What is being asked —
Reproduce all of the following material verbatim, keeping every line and character unchanged.

Extracted entries —
==================================================
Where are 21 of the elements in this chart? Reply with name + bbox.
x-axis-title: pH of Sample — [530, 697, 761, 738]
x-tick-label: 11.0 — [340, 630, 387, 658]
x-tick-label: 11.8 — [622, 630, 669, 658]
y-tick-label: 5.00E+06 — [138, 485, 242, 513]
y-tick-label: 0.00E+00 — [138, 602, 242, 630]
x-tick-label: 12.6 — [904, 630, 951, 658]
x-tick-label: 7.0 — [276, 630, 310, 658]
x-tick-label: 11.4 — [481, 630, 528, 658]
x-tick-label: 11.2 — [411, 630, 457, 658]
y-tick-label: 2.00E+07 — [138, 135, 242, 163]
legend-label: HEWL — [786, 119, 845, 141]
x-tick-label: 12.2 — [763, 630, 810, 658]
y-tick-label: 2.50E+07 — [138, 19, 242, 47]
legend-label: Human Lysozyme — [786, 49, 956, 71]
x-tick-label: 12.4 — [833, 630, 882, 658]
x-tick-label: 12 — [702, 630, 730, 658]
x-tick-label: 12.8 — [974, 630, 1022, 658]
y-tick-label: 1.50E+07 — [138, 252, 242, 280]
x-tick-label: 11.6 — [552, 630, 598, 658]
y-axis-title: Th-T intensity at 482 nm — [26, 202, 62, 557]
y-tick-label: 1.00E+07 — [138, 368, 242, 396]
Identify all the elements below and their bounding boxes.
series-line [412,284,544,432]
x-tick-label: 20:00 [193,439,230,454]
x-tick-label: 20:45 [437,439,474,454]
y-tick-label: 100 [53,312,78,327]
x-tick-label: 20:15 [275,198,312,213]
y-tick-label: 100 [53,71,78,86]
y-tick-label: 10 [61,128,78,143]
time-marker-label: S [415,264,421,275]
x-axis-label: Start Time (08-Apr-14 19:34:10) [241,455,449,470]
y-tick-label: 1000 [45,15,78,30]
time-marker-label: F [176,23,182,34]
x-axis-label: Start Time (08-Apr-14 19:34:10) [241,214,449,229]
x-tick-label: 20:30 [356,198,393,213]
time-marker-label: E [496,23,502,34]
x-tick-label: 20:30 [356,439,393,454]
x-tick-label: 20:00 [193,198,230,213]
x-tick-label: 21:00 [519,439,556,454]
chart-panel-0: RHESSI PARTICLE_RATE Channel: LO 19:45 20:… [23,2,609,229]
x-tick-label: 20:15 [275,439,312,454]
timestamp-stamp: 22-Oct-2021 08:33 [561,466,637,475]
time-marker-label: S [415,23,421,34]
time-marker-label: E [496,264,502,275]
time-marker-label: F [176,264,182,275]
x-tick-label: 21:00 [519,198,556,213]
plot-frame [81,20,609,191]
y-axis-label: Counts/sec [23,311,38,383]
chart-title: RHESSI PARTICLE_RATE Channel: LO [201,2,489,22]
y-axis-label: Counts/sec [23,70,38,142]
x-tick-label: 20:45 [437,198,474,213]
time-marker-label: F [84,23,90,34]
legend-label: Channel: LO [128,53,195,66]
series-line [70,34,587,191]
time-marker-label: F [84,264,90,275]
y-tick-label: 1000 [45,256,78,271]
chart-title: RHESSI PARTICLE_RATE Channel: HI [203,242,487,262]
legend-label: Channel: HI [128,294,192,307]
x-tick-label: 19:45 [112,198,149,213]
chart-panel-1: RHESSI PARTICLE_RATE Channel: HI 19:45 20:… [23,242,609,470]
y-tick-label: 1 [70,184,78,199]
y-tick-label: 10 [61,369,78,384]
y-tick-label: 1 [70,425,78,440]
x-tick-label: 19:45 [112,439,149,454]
==================================================
Reply —
Where are 21 of the elements in this chart? Reply with name + bbox.
x-axis-title: pH of Sample — [530, 697, 761, 738]
x-tick-label: 11.0 — [340, 630, 387, 658]
x-tick-label: 11.8 — [622, 630, 669, 658]
y-tick-label: 5.00E+06 — [138, 485, 242, 513]
y-tick-label: 0.00E+00 — [138, 602, 242, 630]
x-tick-label: 12.6 — [904, 630, 951, 658]
x-tick-label: 7.0 — [276, 630, 310, 658]
x-tick-label: 11.4 — [481, 630, 528, 658]
x-tick-label: 11.2 — [411, 630, 457, 658]
y-tick-label: 2.00E+07 — [138, 135, 242, 163]
legend-label: HEWL — [786, 119, 845, 141]
x-tick-label: 12.2 — [763, 630, 810, 658]
y-tick-label: 2.50E+07 — [138, 19, 242, 47]
legend-label: Human Lysozyme — [786, 49, 956, 71]
x-tick-label: 12.4 — [833, 630, 882, 658]
x-tick-label: 12 — [702, 630, 730, 658]
x-tick-label: 12.8 — [974, 630, 1022, 658]
y-tick-label: 1.50E+07 — [138, 252, 242, 280]
x-tick-label: 11.6 — [552, 630, 598, 658]
y-axis-title: Th-T intensity at 482 nm — [26, 202, 62, 557]
y-tick-label: 1.00E+07 — [138, 368, 242, 396]
Identify all the elements below and their bounding boxes.
series-line [412,284,544,432]
x-tick-label: 20:00 [193,439,230,454]
x-tick-label: 20:45 [437,439,474,454]
y-tick-label: 100 [53,312,78,327]
x-tick-label: 20:15 [275,198,312,213]
y-tick-label: 100 [53,71,78,86]
y-tick-label: 10 [61,128,78,143]
time-marker-label: S [415,264,421,275]
x-axis-label: Start Time (08-Apr-14 19:34:10) [241,455,449,470]
y-tick-label: 1000 [45,15,78,30]
time-marker-label: F [176,23,182,34]
x-axis-label: Start Time (08-Apr-14 19:34:10) [241,214,449,229]
x-tick-label: 20:30 [356,198,393,213]
time-marker-label: E [496,23,502,34]
x-tick-label: 20:30 [356,439,393,454]
x-tick-label: 20:00 [193,198,230,213]
x-tick-label: 21:00 [519,439,556,454]
chart-panel-0: RHESSI PARTICLE_RATE Channel: LO 19:45 20:… [23,2,609,229]
x-tick-label: 20:15 [275,439,312,454]
timestamp-stamp: 22-Oct-2021 08:33 [561,466,637,475]
time-marker-label: S [415,23,421,34]
time-marker-label: E [496,264,502,275]
time-marker-label: F [176,264,182,275]
x-tick-label: 21:00 [519,198,556,213]
plot-frame [81,20,609,191]
y-axis-label: Counts/sec [23,311,38,383]
chart-title: RHESSI PARTICLE_RATE Channel: LO [201,2,489,22]
y-axis-label: Counts/sec [23,70,38,142]
x-tick-label: 20:45 [437,198,474,213]
time-marker-label: F [84,23,90,34]
legend-label: Channel: LO [128,53,195,66]
series-line [70,34,587,191]
time-marker-label: F [84,264,90,275]
y-tick-label: 1000 [45,256,78,271]
chart-title: RHESSI PARTICLE_RATE Channel: HI [203,242,487,262]
legend-label: Channel: HI [128,294,192,307]
x-tick-label: 19:45 [112,198,149,213]
chart-panel-1: RHESSI PARTICLE_RATE Channel: HI 19:45 20:… [23,242,609,470]
y-tick-label: 1 [70,184,78,199]
y-tick-label: 10 [61,369,78,384]
y-tick-label: 1 [70,425,78,440]
x-tick-label: 19:45 [112,439,149,454]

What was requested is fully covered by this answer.